▶ **Short task**
Check each line of the entries below for the string "image" and state how many lines have it, with no other text.

▶ **Collected data entries**

====

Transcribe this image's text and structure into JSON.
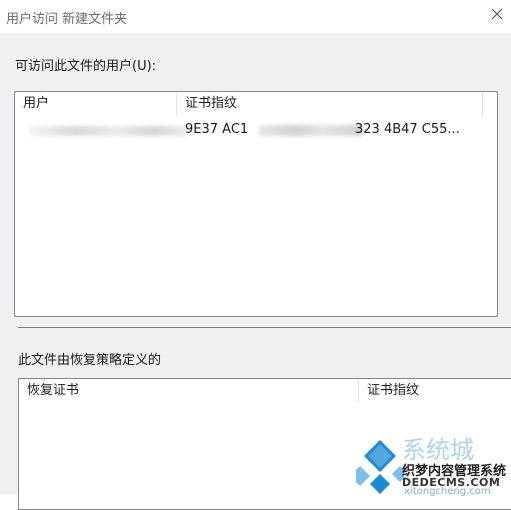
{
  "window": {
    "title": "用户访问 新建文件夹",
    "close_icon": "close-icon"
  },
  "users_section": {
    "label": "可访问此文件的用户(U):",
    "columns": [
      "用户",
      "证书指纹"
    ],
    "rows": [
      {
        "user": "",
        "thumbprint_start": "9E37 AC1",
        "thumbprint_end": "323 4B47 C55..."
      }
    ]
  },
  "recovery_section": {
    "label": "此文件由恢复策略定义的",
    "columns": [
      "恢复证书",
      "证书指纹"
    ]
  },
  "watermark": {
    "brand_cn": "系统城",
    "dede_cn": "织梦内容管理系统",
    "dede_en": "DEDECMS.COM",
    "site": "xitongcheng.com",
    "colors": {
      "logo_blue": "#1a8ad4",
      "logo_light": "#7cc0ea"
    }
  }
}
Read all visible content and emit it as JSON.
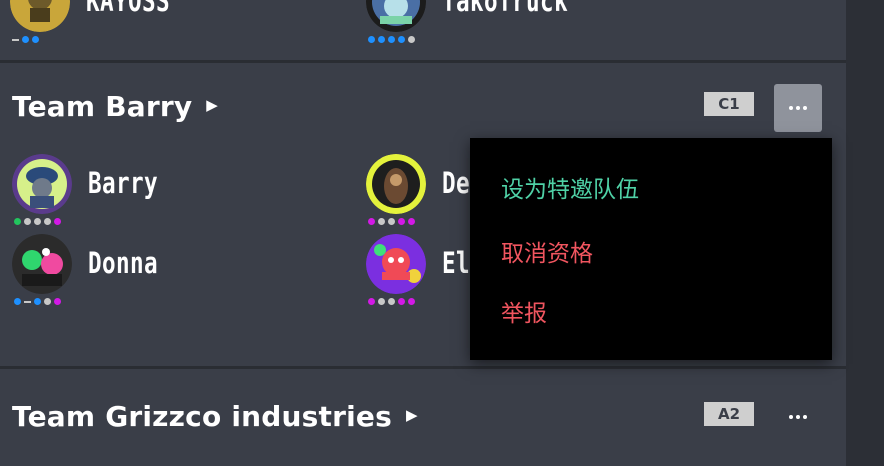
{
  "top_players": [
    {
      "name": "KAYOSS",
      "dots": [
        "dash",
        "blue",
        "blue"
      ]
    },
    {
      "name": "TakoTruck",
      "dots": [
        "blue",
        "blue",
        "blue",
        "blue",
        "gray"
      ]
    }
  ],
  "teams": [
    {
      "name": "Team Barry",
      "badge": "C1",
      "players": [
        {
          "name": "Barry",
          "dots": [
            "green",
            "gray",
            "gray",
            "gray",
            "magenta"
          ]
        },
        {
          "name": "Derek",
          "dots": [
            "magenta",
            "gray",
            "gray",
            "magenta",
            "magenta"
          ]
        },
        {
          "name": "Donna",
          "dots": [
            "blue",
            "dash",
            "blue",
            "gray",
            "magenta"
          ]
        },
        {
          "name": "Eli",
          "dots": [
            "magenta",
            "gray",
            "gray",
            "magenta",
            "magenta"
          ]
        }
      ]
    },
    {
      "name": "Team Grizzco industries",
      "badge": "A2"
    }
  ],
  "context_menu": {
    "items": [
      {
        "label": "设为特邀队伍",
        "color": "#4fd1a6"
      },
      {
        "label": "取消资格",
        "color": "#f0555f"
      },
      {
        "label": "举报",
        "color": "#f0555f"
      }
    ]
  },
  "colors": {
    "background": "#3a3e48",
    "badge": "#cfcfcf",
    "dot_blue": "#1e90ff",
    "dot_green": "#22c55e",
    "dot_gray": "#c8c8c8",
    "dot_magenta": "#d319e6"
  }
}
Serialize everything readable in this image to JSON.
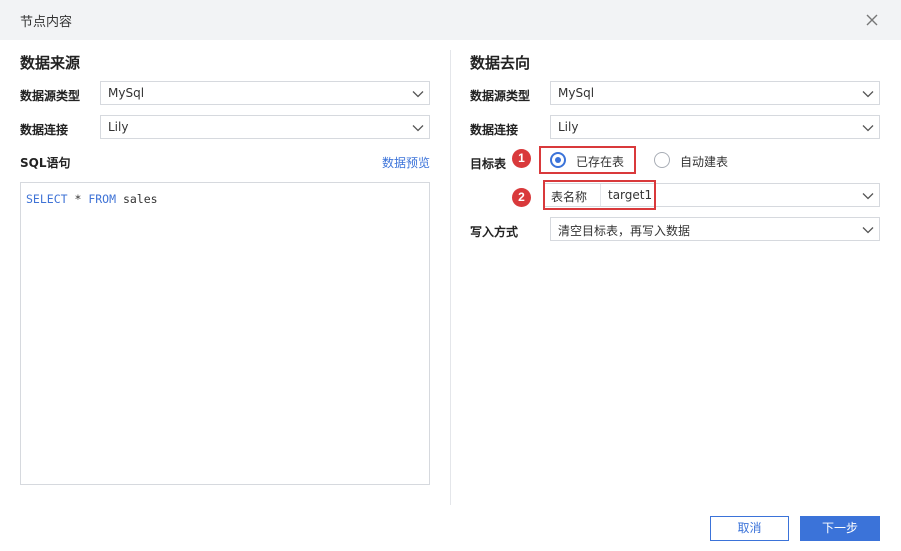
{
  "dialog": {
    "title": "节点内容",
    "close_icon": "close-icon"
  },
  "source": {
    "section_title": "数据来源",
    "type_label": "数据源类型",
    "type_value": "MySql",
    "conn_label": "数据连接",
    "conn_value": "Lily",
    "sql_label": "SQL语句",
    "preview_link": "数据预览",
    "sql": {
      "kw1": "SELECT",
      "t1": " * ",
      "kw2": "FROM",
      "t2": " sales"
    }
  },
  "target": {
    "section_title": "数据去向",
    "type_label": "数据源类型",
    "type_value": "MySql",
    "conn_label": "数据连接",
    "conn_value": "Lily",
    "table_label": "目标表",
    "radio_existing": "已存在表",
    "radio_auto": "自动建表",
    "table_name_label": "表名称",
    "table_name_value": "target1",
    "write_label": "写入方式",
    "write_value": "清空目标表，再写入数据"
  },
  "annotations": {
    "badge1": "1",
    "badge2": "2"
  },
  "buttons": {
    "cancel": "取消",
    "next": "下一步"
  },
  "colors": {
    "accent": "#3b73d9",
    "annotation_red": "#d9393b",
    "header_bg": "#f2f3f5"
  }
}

====

▶ **Task response**
2